GOAL
Output all lines exactly, with nothing added or dropped.

GIVEN ENTRIES
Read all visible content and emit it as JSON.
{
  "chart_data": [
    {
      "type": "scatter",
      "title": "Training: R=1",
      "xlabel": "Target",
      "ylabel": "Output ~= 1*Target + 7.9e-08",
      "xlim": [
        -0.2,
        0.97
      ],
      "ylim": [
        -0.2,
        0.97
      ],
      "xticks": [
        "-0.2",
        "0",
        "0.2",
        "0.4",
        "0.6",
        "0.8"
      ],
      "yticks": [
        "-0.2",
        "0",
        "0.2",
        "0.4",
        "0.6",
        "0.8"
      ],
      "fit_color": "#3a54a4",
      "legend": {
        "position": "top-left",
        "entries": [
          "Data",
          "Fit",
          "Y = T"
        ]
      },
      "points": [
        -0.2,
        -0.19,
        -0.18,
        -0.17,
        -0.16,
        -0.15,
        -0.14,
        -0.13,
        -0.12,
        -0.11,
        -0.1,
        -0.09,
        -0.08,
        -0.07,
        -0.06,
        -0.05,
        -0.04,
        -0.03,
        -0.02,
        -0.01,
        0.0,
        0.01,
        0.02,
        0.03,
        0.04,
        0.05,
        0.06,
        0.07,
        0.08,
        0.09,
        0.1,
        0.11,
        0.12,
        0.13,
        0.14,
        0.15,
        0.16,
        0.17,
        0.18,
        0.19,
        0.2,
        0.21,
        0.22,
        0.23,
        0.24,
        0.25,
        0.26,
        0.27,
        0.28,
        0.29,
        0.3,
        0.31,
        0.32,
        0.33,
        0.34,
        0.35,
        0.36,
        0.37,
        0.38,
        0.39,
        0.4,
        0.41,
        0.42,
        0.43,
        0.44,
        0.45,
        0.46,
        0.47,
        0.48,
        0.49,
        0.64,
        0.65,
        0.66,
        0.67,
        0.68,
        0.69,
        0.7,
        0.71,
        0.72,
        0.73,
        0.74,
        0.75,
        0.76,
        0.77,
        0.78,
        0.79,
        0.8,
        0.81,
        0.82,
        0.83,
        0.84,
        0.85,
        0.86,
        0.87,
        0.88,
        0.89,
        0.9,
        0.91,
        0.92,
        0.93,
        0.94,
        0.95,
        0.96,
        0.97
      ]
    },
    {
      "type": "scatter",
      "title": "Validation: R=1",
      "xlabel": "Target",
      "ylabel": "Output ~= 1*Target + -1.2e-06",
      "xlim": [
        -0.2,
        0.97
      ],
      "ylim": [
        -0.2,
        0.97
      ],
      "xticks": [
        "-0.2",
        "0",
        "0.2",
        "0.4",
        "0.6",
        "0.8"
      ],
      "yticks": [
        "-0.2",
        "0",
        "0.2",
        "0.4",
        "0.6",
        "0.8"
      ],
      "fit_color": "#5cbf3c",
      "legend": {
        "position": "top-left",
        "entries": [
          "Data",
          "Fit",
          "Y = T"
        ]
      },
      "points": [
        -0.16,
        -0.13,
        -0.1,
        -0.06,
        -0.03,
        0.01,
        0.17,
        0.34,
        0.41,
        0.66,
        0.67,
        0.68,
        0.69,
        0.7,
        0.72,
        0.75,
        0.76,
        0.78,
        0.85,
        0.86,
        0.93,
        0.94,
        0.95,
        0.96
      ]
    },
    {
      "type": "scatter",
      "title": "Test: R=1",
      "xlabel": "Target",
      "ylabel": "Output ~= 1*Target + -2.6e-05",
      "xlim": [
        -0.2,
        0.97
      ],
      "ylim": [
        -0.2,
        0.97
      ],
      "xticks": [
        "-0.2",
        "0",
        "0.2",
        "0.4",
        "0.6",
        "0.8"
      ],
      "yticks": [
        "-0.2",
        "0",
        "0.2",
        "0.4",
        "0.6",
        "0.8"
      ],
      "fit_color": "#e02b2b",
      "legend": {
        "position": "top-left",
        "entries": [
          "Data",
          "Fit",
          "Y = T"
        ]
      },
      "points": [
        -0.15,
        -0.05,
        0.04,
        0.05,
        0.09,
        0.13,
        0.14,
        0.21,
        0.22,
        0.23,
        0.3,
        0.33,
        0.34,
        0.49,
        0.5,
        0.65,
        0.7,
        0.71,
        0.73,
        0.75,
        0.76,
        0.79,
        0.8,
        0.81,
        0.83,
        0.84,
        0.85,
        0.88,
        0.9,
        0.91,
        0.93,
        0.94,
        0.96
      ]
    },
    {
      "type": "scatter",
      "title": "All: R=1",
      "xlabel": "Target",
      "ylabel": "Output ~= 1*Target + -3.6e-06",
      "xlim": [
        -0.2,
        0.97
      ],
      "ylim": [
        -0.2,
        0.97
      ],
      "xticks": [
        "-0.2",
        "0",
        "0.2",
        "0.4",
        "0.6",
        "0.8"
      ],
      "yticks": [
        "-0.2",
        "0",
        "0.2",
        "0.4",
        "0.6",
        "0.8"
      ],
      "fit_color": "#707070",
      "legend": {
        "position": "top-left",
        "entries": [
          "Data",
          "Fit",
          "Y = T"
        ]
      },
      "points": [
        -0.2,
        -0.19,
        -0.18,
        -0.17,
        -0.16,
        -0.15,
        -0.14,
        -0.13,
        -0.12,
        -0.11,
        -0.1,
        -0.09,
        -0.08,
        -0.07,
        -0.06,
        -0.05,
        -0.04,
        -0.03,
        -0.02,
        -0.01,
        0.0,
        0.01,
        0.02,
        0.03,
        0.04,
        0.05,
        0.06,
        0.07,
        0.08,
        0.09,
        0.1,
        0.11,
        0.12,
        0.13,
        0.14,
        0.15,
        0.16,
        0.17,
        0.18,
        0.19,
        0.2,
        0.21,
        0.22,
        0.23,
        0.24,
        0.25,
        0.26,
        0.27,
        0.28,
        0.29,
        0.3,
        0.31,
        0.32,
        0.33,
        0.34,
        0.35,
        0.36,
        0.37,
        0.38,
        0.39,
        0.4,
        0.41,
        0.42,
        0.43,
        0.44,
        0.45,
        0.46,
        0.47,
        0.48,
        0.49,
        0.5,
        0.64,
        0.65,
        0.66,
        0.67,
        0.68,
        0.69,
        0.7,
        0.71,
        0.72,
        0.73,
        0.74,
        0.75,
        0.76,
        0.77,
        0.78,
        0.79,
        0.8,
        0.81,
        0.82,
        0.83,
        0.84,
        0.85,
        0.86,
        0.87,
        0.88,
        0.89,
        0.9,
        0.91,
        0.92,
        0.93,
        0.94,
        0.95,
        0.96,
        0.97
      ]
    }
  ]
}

FINAL RESULT
Read all visible content and emit it as JSON.
{
  "chart_data": [
    {
      "type": "scatter",
      "title": "Training: R=1",
      "xlabel": "Target",
      "ylabel": "Output ~= 1*Target + 7.9e-08",
      "xlim": [
        -0.2,
        0.97
      ],
      "ylim": [
        -0.2,
        0.97
      ],
      "xticks": [
        "-0.2",
        "0",
        "0.2",
        "0.4",
        "0.6",
        "0.8"
      ],
      "yticks": [
        "-0.2",
        "0",
        "0.2",
        "0.4",
        "0.6",
        "0.8"
      ],
      "fit_color": "#3a54a4",
      "legend": {
        "position": "top-left",
        "entries": [
          "Data",
          "Fit",
          "Y = T"
        ]
      },
      "points": [
        -0.2,
        -0.19,
        -0.18,
        -0.17,
        -0.16,
        -0.15,
        -0.14,
        -0.13,
        -0.12,
        -0.11,
        -0.1,
        -0.09,
        -0.08,
        -0.07,
        -0.06,
        -0.05,
        -0.04,
        -0.03,
        -0.02,
        -0.01,
        0.0,
        0.01,
        0.02,
        0.03,
        0.04,
        0.05,
        0.06,
        0.07,
        0.08,
        0.09,
        0.1,
        0.11,
        0.12,
        0.13,
        0.14,
        0.15,
        0.16,
        0.17,
        0.18,
        0.19,
        0.2,
        0.21,
        0.22,
        0.23,
        0.24,
        0.25,
        0.26,
        0.27,
        0.28,
        0.29,
        0.3,
        0.31,
        0.32,
        0.33,
        0.34,
        0.35,
        0.36,
        0.37,
        0.38,
        0.39,
        0.4,
        0.41,
        0.42,
        0.43,
        0.44,
        0.45,
        0.46,
        0.47,
        0.48,
        0.49,
        0.64,
        0.65,
        0.66,
        0.67,
        0.68,
        0.69,
        0.7,
        0.71,
        0.72,
        0.73,
        0.74,
        0.75,
        0.76,
        0.77,
        0.78,
        0.79,
        0.8,
        0.81,
        0.82,
        0.83,
        0.84,
        0.85,
        0.86,
        0.87,
        0.88,
        0.89,
        0.9,
        0.91,
        0.92,
        0.93,
        0.94,
        0.95,
        0.96,
        0.97
      ]
    },
    {
      "type": "scatter",
      "title": "Validation: R=1",
      "xlabel": "Target",
      "ylabel": "Output ~= 1*Target + -1.2e-06",
      "xlim": [
        -0.2,
        0.97
      ],
      "ylim": [
        -0.2,
        0.97
      ],
      "xticks": [
        "-0.2",
        "0",
        "0.2",
        "0.4",
        "0.6",
        "0.8"
      ],
      "yticks": [
        "-0.2",
        "0",
        "0.2",
        "0.4",
        "0.6",
        "0.8"
      ],
      "fit_color": "#5cbf3c",
      "legend": {
        "position": "top-left",
        "entries": [
          "Data",
          "Fit",
          "Y = T"
        ]
      },
      "points": [
        -0.16,
        -0.13,
        -0.1,
        -0.06,
        -0.03,
        0.01,
        0.17,
        0.34,
        0.41,
        0.66,
        0.67,
        0.68,
        0.69,
        0.7,
        0.72,
        0.75,
        0.76,
        0.78,
        0.85,
        0.86,
        0.93,
        0.94,
        0.95,
        0.96
      ]
    },
    {
      "type": "scatter",
      "title": "Test: R=1",
      "xlabel": "Target",
      "ylabel": "Output ~= 1*Target + -2.6e-05",
      "xlim": [
        -0.2,
        0.97
      ],
      "ylim": [
        -0.2,
        0.97
      ],
      "xticks": [
        "-0.2",
        "0",
        "0.2",
        "0.4",
        "0.6",
        "0.8"
      ],
      "yticks": [
        "-0.2",
        "0",
        "0.2",
        "0.4",
        "0.6",
        "0.8"
      ],
      "fit_color": "#e02b2b",
      "legend": {
        "position": "top-left",
        "entries": [
          "Data",
          "Fit",
          "Y = T"
        ]
      },
      "points": [
        -0.15,
        -0.05,
        0.04,
        0.05,
        0.09,
        0.13,
        0.14,
        0.21,
        0.22,
        0.23,
        0.3,
        0.33,
        0.34,
        0.49,
        0.5,
        0.65,
        0.7,
        0.71,
        0.73,
        0.75,
        0.76,
        0.79,
        0.8,
        0.81,
        0.83,
        0.84,
        0.85,
        0.88,
        0.9,
        0.91,
        0.93,
        0.94,
        0.96
      ]
    },
    {
      "type": "scatter",
      "title": "All: R=1",
      "xlabel": "Target",
      "ylabel": "Output ~= 1*Target + -3.6e-06",
      "xlim": [
        -0.2,
        0.97
      ],
      "ylim": [
        -0.2,
        0.97
      ],
      "xticks": [
        "-0.2",
        "0",
        "0.2",
        "0.4",
        "0.6",
        "0.8"
      ],
      "yticks": [
        "-0.2",
        "0",
        "0.2",
        "0.4",
        "0.6",
        "0.8"
      ],
      "fit_color": "#707070",
      "legend": {
        "position": "top-left",
        "entries": [
          "Data",
          "Fit",
          "Y = T"
        ]
      },
      "points": [
        -0.2,
        -0.19,
        -0.18,
        -0.17,
        -0.16,
        -0.15,
        -0.14,
        -0.13,
        -0.12,
        -0.11,
        -0.1,
        -0.09,
        -0.08,
        -0.07,
        -0.06,
        -0.05,
        -0.04,
        -0.03,
        -0.02,
        -0.01,
        0.0,
        0.01,
        0.02,
        0.03,
        0.04,
        0.05,
        0.06,
        0.07,
        0.08,
        0.09,
        0.1,
        0.11,
        0.12,
        0.13,
        0.14,
        0.15,
        0.16,
        0.17,
        0.18,
        0.19,
        0.2,
        0.21,
        0.22,
        0.23,
        0.24,
        0.25,
        0.26,
        0.27,
        0.28,
        0.29,
        0.3,
        0.31,
        0.32,
        0.33,
        0.34,
        0.35,
        0.36,
        0.37,
        0.38,
        0.39,
        0.4,
        0.41,
        0.42,
        0.43,
        0.44,
        0.45,
        0.46,
        0.47,
        0.48,
        0.49,
        0.5,
        0.64,
        0.65,
        0.66,
        0.67,
        0.68,
        0.69,
        0.7,
        0.71,
        0.72,
        0.73,
        0.74,
        0.75,
        0.76,
        0.77,
        0.78,
        0.79,
        0.8,
        0.81,
        0.82,
        0.83,
        0.84,
        0.85,
        0.86,
        0.87,
        0.88,
        0.89,
        0.9,
        0.91,
        0.92,
        0.93,
        0.94,
        0.95,
        0.96,
        0.97
      ]
    }
  ]
}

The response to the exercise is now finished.